• _INSTRUCTIONS TO FOLLOW_:
Scan the records for the string "Настройки"; copy each line where it occurs.
begin DATA
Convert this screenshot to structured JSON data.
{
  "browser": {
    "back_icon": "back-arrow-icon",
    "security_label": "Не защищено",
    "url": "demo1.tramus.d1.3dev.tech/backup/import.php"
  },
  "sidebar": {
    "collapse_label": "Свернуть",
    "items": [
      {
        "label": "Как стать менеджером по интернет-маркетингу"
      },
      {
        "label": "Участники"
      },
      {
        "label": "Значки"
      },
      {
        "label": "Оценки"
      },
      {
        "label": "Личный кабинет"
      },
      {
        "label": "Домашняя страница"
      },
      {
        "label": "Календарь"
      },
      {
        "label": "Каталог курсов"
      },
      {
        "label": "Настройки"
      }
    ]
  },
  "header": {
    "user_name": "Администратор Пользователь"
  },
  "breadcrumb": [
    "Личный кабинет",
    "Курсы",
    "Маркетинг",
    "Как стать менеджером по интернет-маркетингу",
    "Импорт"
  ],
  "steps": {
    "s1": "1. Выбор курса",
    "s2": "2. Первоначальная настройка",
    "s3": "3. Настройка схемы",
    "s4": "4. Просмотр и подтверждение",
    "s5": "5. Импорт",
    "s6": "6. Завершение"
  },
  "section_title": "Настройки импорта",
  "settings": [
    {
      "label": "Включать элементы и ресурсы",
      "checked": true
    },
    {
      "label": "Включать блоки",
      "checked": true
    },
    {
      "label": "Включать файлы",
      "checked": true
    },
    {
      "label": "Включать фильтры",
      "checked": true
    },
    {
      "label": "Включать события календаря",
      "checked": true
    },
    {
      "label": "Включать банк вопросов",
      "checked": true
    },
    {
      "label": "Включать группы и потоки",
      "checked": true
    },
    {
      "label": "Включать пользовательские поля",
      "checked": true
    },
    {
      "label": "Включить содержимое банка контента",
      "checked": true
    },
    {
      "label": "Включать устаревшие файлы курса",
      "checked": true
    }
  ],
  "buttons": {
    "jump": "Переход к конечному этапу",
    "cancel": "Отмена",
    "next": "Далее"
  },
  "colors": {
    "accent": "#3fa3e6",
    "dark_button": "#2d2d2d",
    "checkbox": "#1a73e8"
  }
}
end DATA
• _FULL OUTPUT_:
        "label": "Настройки"
  "section_title": "Настройки импорта",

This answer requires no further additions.